WHAT NEEDS TO BE DONE:
Each line containing the word "Most" needs to be copied.

════

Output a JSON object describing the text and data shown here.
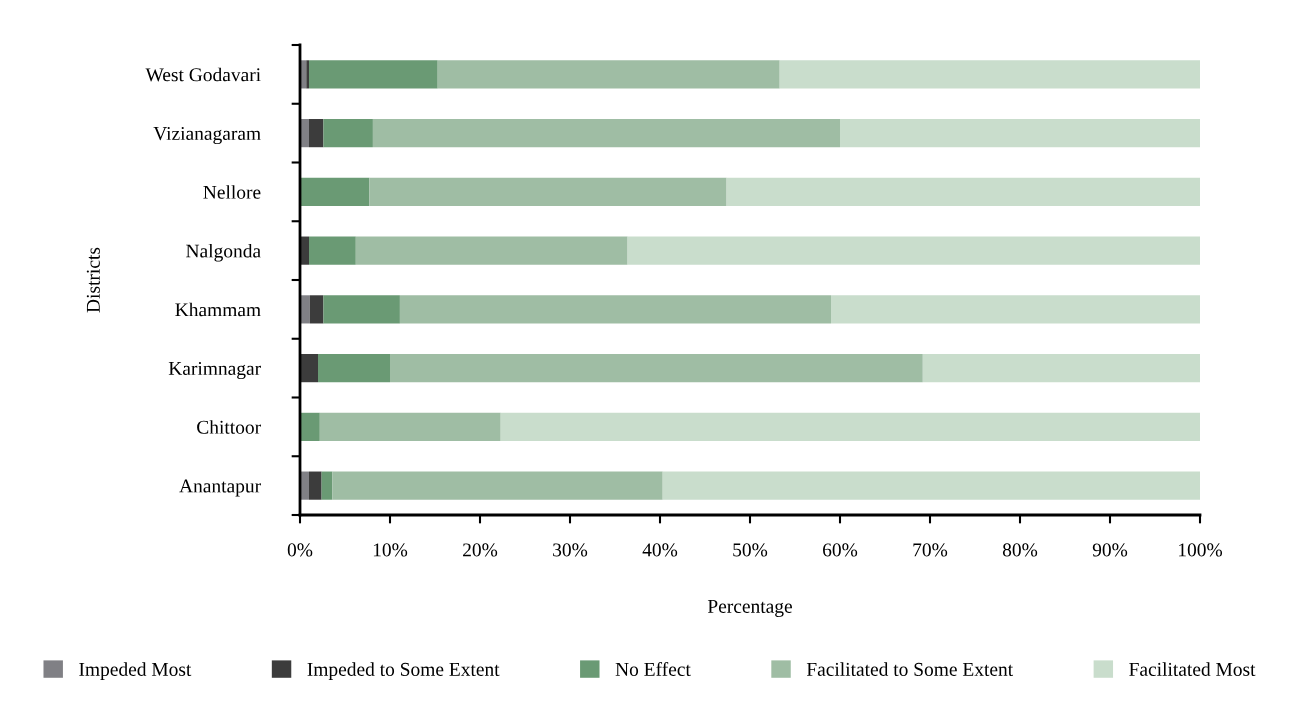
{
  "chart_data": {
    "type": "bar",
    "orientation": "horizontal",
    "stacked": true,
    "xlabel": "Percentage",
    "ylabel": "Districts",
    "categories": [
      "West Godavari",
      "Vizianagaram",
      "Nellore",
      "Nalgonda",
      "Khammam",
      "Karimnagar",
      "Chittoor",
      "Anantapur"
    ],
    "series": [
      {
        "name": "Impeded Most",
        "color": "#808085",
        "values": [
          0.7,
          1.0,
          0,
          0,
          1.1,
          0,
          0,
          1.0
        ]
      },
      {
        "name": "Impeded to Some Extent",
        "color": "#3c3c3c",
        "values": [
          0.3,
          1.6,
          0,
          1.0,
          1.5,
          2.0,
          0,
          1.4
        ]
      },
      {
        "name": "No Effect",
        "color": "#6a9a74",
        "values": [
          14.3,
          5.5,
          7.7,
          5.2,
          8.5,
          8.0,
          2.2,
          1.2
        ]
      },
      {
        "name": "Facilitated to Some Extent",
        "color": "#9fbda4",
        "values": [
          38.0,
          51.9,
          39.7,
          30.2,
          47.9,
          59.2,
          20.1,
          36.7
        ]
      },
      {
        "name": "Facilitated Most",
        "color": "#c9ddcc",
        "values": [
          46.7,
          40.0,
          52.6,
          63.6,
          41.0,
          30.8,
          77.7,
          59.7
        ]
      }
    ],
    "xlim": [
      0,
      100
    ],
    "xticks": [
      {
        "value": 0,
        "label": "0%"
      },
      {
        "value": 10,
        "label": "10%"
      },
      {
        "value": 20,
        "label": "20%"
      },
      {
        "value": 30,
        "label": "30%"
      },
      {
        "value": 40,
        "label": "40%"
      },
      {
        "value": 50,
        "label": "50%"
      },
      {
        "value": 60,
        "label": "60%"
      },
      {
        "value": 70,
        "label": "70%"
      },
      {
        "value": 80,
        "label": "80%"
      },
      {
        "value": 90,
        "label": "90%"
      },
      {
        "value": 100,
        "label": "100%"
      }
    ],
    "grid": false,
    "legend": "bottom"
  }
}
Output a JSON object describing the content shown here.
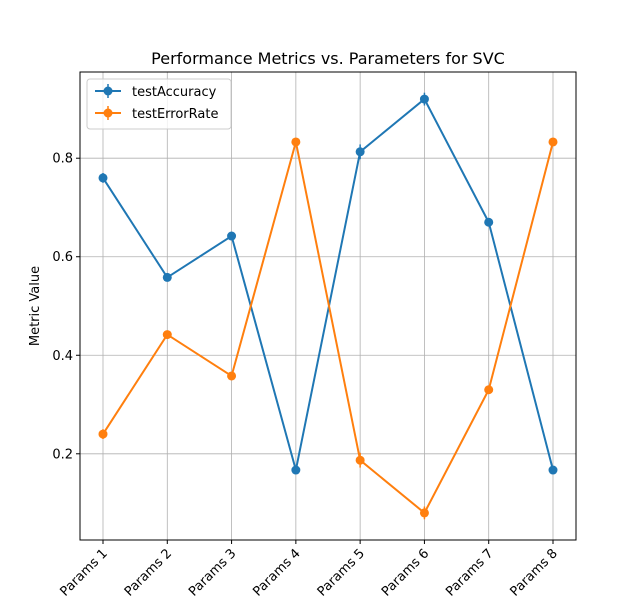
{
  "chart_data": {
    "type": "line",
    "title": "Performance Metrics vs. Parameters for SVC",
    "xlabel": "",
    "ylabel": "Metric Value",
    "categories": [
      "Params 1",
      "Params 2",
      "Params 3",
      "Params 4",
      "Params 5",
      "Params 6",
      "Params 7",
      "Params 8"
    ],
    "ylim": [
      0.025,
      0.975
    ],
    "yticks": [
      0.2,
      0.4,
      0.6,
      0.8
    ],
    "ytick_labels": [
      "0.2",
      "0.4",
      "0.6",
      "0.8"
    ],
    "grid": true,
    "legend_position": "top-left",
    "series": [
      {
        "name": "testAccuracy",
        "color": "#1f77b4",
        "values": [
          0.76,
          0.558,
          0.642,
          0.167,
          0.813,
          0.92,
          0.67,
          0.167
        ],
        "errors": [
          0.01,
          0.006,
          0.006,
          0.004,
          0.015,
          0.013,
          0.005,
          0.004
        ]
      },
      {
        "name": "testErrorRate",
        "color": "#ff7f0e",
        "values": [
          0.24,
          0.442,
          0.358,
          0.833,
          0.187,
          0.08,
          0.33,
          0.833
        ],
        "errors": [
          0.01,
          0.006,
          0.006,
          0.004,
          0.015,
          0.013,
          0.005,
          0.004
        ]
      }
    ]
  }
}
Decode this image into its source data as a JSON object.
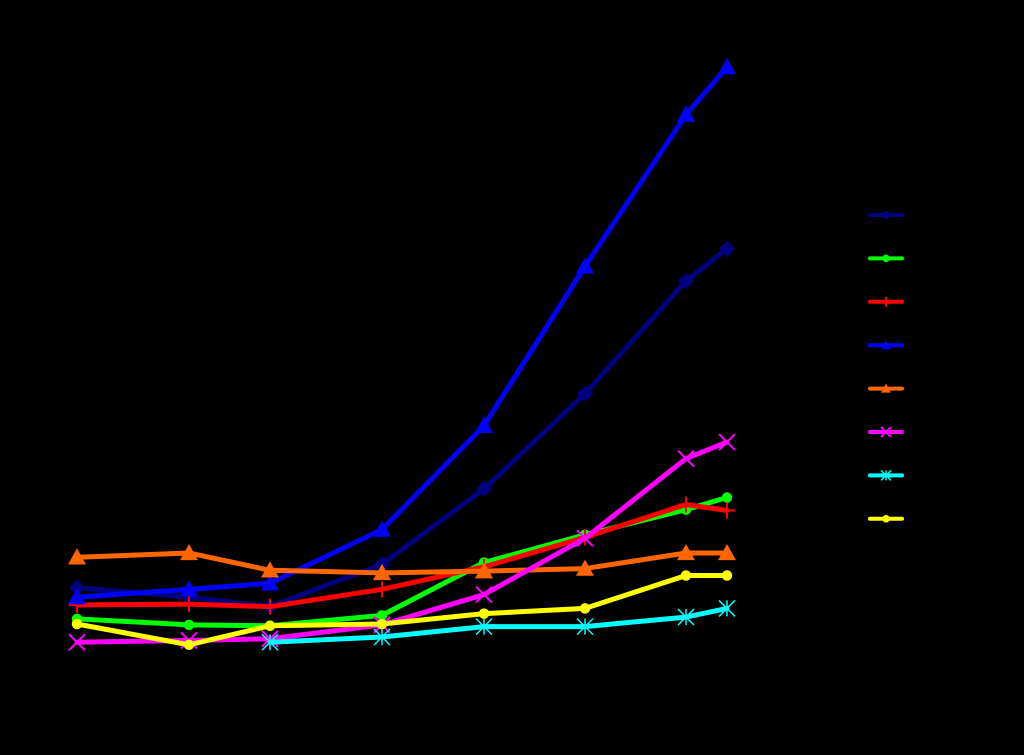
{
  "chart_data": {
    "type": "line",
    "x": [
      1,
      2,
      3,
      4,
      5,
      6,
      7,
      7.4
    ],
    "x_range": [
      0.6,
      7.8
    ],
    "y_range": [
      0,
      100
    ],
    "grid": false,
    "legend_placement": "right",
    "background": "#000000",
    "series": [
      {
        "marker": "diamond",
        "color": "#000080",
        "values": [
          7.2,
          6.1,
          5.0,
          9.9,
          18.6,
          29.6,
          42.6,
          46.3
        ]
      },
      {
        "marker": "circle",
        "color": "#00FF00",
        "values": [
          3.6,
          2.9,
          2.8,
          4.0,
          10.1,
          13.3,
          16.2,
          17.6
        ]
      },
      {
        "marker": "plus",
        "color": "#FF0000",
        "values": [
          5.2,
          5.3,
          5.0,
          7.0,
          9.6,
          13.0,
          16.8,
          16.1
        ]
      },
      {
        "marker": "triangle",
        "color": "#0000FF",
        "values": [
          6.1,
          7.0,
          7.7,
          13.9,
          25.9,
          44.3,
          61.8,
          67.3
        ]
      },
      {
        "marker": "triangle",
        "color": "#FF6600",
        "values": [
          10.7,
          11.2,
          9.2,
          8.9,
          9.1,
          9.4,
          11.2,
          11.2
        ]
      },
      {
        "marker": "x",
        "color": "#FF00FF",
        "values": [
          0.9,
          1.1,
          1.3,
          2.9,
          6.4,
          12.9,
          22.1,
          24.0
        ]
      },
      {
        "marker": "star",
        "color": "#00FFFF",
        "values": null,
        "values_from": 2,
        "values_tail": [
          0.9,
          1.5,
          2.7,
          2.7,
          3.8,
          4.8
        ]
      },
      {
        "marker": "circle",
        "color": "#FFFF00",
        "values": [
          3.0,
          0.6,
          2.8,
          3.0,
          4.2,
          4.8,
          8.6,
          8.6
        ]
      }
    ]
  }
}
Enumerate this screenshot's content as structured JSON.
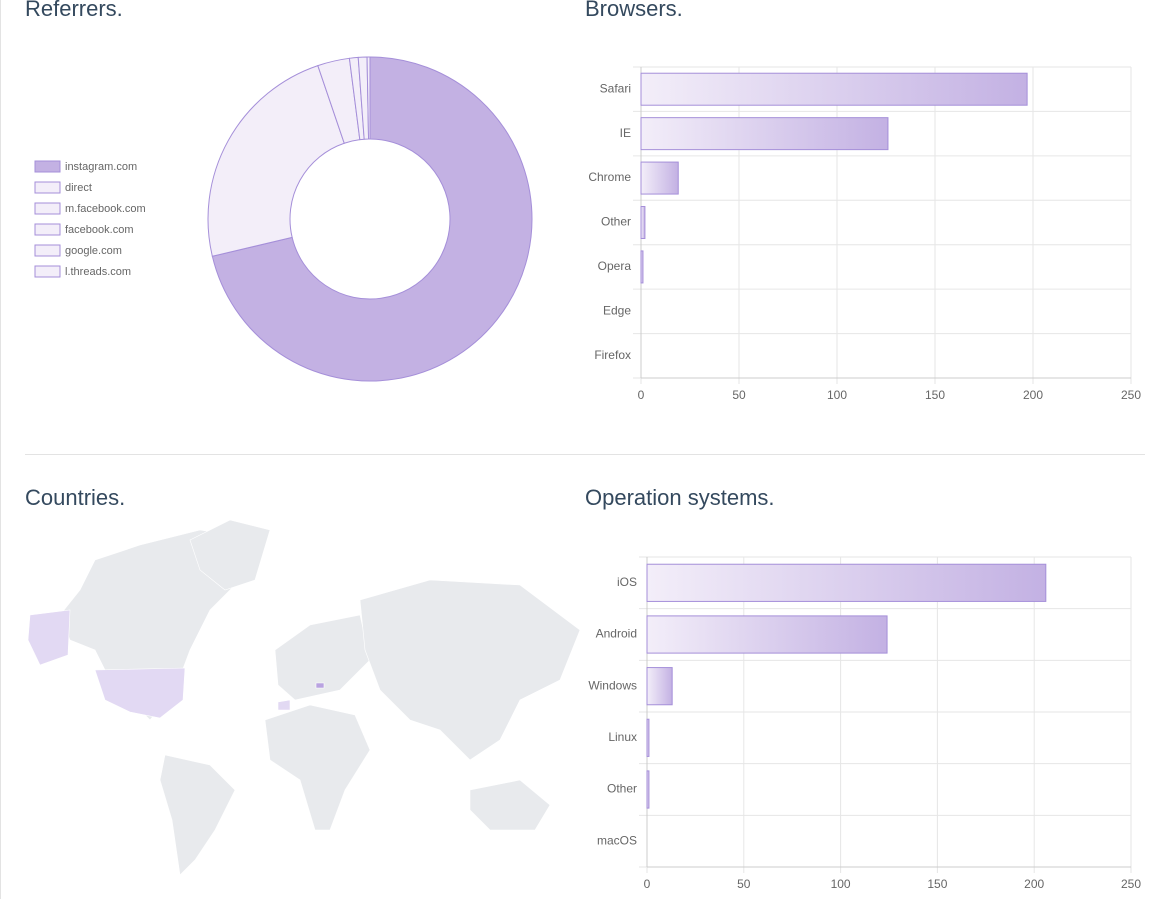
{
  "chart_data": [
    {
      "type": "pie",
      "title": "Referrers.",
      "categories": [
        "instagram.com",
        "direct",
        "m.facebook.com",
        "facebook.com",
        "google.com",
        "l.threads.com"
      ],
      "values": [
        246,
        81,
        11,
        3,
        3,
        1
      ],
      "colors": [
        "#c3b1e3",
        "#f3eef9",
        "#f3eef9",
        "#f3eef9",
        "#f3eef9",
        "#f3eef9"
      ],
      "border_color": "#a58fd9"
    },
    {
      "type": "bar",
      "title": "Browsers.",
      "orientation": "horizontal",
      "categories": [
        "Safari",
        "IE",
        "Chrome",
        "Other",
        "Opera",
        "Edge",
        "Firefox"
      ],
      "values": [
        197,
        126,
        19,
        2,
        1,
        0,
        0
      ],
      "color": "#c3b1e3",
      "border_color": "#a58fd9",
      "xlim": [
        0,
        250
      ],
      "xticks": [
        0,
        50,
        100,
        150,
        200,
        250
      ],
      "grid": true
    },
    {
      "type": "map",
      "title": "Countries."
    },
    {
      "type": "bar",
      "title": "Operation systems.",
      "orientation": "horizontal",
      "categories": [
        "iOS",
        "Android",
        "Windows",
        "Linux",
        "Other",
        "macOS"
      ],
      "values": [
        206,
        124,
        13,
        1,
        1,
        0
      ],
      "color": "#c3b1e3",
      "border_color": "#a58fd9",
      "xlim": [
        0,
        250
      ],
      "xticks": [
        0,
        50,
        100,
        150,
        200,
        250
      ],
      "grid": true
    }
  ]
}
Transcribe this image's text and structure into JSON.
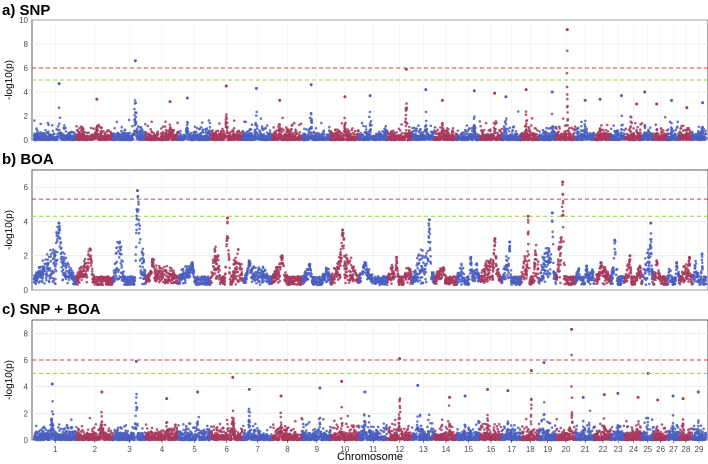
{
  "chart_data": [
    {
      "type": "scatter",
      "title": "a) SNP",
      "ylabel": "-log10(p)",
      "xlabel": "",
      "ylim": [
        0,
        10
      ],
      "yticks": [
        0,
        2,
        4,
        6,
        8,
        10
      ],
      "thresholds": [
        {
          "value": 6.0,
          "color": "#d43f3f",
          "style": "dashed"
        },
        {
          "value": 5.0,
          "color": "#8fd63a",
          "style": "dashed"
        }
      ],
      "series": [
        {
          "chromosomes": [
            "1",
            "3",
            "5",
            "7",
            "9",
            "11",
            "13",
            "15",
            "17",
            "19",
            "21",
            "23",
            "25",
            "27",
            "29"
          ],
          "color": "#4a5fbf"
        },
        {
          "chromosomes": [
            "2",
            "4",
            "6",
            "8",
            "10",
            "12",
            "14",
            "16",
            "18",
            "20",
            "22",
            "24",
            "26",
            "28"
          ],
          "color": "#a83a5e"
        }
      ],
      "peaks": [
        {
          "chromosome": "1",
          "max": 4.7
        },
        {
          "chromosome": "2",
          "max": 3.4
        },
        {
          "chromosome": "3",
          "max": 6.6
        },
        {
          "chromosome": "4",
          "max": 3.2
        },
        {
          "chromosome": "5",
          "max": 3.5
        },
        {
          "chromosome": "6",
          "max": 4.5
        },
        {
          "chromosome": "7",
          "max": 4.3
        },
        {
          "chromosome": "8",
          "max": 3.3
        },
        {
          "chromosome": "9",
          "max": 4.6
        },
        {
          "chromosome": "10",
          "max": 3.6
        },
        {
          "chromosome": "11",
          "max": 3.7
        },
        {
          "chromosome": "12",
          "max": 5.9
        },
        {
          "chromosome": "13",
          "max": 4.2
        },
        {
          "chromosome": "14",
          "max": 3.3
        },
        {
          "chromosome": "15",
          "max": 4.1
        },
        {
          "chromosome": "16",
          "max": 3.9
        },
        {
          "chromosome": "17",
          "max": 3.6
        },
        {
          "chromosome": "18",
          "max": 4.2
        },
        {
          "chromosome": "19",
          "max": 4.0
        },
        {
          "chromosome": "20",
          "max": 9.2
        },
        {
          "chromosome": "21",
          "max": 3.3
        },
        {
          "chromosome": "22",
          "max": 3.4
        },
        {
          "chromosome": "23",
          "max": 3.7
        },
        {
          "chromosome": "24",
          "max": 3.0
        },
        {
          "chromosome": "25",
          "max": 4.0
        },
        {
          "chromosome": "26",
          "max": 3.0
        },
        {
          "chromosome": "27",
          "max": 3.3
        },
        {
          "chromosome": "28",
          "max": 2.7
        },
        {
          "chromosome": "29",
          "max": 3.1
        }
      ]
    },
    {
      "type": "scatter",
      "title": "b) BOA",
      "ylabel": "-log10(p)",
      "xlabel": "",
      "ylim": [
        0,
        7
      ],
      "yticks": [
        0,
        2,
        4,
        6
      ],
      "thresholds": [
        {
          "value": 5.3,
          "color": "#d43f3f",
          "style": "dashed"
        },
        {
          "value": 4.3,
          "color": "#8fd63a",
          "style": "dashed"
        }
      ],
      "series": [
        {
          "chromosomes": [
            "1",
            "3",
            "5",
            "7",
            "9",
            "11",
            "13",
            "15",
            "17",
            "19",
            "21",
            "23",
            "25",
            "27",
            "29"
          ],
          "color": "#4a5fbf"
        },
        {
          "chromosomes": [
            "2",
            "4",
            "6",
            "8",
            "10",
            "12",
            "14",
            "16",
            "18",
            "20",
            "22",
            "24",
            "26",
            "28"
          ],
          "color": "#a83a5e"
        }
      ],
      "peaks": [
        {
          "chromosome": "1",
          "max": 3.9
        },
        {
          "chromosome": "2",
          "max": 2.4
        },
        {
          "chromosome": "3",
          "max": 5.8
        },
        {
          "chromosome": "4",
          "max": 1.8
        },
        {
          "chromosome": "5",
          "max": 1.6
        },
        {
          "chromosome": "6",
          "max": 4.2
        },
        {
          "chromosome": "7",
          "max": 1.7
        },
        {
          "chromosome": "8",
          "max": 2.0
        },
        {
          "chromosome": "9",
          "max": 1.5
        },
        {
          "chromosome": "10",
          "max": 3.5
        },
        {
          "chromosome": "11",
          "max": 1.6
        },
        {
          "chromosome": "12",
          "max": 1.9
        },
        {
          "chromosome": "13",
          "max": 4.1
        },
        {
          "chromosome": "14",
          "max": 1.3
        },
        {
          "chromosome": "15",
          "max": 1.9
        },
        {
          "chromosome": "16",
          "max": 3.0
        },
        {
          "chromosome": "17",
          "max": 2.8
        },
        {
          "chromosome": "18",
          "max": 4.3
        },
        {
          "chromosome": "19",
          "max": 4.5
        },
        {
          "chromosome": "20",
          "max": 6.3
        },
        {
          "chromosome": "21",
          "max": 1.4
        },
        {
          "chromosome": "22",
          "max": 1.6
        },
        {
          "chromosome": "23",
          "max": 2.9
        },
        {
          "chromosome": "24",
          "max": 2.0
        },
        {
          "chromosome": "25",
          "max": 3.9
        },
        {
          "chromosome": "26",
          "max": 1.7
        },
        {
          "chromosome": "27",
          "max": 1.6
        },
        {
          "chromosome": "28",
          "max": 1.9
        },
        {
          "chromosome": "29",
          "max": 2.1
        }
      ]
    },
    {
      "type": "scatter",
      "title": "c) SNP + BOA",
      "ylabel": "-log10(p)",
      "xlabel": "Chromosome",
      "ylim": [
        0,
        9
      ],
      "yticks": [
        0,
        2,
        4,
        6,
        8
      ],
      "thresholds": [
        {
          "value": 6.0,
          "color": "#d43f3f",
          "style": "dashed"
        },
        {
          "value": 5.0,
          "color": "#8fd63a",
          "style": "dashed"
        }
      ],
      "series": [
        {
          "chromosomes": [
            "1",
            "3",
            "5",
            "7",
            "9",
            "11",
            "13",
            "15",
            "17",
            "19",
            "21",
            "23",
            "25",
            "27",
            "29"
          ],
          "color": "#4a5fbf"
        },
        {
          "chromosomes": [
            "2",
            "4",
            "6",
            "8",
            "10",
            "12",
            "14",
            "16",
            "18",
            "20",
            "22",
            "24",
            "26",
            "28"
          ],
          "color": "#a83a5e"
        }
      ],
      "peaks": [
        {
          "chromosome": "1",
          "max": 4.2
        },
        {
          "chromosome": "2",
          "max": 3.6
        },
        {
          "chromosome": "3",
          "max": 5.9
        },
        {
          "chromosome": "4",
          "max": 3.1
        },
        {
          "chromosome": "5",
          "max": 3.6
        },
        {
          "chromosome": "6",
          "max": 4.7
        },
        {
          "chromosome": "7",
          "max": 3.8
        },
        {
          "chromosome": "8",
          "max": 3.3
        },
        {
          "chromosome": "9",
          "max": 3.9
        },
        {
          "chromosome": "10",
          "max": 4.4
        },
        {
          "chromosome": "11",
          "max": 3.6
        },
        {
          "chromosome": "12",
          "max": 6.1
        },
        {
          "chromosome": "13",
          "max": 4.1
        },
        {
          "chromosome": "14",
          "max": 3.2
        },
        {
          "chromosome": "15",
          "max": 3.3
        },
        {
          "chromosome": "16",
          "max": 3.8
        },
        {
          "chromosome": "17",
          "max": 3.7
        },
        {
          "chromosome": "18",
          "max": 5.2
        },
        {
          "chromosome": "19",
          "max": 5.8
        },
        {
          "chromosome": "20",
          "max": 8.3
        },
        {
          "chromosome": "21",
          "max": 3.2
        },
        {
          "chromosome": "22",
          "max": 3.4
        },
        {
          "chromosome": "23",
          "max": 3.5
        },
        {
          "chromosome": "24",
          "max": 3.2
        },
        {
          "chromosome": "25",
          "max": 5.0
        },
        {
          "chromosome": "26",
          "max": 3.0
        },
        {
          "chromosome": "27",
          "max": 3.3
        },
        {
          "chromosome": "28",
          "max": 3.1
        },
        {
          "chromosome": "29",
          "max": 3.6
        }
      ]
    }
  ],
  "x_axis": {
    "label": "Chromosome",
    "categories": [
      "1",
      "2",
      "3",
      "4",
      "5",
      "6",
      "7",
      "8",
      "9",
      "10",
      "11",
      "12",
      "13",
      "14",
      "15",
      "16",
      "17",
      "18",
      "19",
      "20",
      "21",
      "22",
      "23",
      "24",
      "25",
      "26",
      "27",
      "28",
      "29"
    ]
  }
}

════

WRITTEN SOLUTION:
        "name": "Impeded Most",
        "name": "Facilitated Most",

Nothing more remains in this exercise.